Pick out each line of the records that includes the string "Sunday", and copy it.

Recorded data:

━━━━━━━━━━━━━━━━━━━━

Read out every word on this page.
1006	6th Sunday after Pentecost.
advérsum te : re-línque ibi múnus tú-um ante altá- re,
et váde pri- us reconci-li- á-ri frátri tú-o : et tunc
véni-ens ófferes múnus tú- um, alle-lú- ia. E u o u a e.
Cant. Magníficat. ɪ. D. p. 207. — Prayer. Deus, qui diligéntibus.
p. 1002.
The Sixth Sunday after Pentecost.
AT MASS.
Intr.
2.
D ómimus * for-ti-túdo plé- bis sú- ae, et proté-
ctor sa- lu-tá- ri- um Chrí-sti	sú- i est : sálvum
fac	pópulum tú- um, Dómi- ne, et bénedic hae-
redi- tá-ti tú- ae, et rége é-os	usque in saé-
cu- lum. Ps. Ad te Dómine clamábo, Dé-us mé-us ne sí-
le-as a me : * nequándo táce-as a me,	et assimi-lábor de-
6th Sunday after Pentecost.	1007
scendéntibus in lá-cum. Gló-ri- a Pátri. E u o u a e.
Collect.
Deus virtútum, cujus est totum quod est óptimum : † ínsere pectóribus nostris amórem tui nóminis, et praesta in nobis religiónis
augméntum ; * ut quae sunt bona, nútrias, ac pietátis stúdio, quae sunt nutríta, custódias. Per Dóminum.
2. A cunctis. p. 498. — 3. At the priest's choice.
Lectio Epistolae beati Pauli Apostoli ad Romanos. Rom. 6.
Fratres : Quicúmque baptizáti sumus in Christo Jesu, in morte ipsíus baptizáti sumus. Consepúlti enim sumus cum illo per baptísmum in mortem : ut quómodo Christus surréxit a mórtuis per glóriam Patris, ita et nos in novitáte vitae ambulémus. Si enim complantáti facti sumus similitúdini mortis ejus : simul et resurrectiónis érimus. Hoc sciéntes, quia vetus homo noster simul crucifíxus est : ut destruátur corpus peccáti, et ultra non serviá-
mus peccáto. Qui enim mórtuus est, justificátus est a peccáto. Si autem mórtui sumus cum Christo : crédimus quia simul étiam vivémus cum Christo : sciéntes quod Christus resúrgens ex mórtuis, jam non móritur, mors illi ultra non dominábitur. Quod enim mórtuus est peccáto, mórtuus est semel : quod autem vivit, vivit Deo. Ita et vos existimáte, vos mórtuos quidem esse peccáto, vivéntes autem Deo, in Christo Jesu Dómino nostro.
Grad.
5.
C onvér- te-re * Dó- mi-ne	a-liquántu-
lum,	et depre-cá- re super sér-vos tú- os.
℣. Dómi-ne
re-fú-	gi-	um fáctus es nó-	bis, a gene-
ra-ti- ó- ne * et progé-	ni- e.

━━━━━━━━━━━━━━━━━━━━

Full answer:
1006	6th Sunday after Pentecost.
The Sixth Sunday after Pentecost.
6th Sunday after Pentecost.	1007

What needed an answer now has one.